▸ Records shown
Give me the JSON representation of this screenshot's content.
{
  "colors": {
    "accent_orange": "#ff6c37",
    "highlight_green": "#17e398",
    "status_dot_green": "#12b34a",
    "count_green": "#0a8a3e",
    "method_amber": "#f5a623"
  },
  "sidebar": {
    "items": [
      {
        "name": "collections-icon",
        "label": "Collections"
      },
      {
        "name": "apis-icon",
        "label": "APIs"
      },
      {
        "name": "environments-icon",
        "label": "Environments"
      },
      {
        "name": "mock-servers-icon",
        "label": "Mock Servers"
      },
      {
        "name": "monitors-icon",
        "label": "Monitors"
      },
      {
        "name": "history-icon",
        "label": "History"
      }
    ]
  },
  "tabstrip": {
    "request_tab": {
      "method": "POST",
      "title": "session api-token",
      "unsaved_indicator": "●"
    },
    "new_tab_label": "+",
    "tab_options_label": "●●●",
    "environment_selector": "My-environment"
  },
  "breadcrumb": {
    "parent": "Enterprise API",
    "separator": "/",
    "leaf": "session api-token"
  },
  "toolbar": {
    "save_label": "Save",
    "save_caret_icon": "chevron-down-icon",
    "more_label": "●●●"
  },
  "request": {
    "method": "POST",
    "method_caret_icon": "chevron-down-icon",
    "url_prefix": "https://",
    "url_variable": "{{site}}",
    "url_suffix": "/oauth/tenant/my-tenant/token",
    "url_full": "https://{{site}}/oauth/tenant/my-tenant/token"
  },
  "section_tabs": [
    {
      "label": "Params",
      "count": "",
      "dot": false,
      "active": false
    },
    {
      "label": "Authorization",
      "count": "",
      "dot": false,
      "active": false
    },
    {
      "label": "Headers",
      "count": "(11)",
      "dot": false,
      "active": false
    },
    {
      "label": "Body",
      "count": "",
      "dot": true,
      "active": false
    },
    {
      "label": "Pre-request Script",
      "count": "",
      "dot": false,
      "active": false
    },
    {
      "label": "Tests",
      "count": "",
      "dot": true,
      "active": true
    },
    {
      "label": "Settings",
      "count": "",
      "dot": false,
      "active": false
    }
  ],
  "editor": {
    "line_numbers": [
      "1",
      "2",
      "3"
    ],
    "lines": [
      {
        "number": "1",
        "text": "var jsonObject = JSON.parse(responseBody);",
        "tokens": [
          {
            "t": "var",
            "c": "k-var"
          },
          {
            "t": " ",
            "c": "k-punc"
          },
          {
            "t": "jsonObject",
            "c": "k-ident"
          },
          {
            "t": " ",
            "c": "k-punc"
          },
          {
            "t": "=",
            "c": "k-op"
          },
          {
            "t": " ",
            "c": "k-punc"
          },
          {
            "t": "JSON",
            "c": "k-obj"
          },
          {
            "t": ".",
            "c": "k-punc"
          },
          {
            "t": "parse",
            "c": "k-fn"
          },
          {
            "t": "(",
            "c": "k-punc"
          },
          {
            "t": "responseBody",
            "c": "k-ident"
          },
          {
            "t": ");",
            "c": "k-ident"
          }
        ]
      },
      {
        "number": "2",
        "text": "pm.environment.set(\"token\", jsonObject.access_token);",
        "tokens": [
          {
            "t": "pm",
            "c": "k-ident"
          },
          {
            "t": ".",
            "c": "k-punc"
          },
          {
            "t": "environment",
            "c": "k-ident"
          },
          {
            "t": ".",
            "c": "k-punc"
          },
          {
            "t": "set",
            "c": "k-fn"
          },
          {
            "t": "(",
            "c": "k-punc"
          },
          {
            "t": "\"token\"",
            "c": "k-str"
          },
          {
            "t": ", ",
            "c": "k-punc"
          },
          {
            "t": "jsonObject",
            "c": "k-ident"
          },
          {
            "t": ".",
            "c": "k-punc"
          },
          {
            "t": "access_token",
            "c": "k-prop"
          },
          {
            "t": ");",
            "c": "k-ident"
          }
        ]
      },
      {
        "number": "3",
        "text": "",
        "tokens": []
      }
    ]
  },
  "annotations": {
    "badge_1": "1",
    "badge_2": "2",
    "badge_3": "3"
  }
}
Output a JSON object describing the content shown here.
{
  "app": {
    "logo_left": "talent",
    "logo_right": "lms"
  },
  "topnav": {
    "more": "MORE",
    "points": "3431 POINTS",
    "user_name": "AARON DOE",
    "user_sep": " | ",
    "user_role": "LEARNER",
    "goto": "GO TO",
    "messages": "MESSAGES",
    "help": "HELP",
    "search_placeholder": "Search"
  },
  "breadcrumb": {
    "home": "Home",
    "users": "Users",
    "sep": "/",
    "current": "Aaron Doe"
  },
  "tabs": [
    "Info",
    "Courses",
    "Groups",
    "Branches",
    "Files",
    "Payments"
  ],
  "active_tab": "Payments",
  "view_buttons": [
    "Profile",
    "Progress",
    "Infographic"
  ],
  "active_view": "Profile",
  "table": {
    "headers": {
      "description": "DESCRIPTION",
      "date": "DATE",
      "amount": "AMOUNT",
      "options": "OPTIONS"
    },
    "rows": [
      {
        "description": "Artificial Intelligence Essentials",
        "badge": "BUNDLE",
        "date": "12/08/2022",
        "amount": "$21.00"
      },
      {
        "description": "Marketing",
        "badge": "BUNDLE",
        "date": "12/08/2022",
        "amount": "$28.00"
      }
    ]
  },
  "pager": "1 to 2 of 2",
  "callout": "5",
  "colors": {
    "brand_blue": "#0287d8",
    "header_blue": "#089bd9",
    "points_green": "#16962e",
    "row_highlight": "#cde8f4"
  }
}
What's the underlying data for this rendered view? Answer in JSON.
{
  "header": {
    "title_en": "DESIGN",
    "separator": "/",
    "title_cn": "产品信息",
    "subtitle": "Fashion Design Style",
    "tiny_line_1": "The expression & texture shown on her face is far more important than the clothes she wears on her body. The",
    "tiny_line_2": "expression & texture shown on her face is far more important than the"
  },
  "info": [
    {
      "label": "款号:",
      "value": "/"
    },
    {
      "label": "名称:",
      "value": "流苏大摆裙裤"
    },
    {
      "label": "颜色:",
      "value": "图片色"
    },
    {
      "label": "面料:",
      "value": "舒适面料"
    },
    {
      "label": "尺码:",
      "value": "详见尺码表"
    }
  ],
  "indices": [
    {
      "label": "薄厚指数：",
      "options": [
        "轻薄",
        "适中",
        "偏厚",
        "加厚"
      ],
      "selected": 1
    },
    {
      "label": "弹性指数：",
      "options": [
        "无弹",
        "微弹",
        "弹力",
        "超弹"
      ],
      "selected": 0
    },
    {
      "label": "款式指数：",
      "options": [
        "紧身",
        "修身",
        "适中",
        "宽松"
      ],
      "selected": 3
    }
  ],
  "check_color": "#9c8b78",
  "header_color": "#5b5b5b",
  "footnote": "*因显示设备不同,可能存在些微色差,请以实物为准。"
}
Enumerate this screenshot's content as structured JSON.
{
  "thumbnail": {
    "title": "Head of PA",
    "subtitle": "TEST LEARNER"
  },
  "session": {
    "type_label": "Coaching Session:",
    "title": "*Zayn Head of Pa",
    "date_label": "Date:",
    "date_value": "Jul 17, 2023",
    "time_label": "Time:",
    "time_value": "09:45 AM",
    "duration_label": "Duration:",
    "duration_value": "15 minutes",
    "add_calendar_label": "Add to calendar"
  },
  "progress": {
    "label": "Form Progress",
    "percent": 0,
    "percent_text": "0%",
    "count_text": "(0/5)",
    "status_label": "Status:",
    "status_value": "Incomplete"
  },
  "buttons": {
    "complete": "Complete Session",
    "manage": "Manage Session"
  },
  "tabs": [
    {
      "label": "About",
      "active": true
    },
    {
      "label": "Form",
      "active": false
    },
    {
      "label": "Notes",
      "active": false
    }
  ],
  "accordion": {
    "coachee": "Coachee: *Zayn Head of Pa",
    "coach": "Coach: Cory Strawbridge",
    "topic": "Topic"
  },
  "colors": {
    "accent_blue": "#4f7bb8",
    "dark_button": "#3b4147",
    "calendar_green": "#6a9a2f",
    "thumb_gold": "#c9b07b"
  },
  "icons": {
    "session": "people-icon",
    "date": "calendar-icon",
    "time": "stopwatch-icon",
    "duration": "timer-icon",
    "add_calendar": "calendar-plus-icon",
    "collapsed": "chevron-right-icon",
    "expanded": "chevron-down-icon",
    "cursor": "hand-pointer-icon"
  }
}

▸ Stated task
Tally how many lines of the records hold the word "description". Answer with the number only.

▸ Written response
3